GIVEN EXERCISE:
All lines in which the word "mission" occurs are to be extracted.

=== DATA RECORDS ===

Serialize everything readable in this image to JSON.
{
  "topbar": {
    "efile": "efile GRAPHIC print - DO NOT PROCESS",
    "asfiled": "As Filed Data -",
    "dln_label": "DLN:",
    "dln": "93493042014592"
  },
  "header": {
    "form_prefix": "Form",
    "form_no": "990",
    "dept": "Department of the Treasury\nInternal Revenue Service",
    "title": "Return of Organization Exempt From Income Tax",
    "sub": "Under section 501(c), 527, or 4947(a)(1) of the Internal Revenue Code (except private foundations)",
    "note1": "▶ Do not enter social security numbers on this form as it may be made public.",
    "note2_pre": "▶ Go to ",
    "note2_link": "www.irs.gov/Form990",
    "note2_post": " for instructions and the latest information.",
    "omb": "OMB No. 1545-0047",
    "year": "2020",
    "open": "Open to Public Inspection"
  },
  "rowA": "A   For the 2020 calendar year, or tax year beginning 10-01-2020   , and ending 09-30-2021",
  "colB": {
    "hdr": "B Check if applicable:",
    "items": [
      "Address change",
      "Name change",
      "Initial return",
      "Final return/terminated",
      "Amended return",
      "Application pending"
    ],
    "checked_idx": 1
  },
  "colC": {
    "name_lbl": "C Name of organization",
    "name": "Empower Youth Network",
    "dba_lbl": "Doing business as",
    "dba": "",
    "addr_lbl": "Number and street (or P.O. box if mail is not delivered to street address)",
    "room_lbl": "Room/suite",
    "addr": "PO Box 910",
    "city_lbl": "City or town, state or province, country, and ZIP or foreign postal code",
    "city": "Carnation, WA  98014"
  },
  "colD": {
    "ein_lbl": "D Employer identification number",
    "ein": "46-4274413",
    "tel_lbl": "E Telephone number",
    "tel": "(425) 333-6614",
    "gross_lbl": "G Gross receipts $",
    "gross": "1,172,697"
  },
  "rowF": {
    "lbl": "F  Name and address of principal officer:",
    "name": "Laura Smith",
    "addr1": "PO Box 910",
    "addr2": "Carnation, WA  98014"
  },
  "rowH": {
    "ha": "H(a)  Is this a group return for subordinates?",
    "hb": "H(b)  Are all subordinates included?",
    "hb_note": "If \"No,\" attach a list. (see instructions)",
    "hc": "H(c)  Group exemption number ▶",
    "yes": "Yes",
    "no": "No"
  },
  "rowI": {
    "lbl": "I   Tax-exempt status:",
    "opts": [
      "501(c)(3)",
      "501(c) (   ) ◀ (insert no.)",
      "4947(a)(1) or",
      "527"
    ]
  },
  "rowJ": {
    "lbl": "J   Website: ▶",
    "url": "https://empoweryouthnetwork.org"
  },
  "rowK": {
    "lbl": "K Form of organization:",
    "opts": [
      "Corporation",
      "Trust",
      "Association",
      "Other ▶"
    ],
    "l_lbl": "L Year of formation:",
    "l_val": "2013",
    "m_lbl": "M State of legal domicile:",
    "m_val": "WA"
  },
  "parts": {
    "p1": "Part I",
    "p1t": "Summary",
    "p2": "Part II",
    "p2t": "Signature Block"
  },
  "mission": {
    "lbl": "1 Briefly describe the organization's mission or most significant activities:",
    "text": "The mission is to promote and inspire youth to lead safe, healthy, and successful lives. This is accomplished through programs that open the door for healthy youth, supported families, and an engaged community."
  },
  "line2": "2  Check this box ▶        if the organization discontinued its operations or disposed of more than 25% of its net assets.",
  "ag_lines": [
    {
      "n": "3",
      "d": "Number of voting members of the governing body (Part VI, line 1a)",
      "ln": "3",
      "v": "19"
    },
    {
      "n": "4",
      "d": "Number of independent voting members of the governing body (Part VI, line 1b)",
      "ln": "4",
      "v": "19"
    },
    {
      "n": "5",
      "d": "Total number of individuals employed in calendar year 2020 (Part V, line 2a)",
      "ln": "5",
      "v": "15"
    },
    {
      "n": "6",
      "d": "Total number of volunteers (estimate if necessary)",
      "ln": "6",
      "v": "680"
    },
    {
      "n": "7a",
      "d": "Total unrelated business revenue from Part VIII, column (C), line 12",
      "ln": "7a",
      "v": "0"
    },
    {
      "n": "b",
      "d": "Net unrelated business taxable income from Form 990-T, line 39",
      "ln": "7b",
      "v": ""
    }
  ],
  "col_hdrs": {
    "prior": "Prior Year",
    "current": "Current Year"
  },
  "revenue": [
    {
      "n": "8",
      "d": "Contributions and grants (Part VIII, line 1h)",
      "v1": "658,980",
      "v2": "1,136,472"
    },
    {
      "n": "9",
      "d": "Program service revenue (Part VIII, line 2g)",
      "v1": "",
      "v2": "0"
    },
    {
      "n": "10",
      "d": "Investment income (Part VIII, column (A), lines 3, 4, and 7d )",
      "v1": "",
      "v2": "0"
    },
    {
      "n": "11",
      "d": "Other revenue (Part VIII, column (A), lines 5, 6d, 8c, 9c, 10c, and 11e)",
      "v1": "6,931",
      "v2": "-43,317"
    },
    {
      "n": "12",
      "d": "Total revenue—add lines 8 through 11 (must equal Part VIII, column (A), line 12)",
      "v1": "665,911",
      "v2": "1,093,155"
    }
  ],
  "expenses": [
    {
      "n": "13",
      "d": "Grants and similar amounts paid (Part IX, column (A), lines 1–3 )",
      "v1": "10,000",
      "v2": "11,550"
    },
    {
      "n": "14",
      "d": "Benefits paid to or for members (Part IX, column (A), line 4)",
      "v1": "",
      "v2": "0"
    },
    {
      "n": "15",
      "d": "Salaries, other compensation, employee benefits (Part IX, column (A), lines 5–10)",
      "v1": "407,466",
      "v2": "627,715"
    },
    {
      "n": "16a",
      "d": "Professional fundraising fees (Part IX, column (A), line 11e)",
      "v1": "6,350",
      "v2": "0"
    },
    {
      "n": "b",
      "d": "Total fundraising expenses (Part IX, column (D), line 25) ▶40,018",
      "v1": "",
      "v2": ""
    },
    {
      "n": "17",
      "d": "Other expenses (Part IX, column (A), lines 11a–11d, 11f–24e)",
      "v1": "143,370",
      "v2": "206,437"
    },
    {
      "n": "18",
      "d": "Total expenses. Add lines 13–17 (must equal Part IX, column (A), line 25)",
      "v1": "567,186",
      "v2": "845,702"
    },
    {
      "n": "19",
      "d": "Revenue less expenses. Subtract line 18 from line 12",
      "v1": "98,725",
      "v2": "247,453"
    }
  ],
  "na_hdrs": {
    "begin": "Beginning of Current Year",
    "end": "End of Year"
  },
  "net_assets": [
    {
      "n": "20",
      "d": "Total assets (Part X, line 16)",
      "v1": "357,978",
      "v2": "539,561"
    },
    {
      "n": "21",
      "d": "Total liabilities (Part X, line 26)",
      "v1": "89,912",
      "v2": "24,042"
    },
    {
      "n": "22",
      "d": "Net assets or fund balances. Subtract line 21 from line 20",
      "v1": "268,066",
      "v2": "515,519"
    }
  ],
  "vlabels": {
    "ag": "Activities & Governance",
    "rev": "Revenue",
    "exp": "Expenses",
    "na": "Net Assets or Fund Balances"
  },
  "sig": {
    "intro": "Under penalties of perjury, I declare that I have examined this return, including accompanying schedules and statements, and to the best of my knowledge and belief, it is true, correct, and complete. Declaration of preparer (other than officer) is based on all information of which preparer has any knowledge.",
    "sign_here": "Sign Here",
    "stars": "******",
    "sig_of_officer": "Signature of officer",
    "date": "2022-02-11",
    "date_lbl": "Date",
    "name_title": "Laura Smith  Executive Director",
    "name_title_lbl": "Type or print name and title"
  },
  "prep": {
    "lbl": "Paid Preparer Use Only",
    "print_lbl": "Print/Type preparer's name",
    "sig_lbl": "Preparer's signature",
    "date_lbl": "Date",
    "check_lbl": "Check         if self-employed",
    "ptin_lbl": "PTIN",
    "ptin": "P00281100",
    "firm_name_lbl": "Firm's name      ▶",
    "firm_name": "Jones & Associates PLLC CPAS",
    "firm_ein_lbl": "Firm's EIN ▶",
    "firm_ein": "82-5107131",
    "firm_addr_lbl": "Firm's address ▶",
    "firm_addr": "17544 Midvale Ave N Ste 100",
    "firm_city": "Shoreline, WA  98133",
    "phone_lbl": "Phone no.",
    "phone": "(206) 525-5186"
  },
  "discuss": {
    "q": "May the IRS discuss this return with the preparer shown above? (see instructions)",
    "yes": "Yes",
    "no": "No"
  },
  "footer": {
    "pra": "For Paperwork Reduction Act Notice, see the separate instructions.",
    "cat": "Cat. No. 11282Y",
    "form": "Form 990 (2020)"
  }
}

===

FINAL RESULT:
  "mission": {
    "lbl": "1 Briefly describe the organization's mission or most significant activities:",
    "text": "The mission is to promote and inspire youth to lead safe, healthy, and successful lives. This is accomplished through programs that open the door for healthy youth, supported families, and an engaged community."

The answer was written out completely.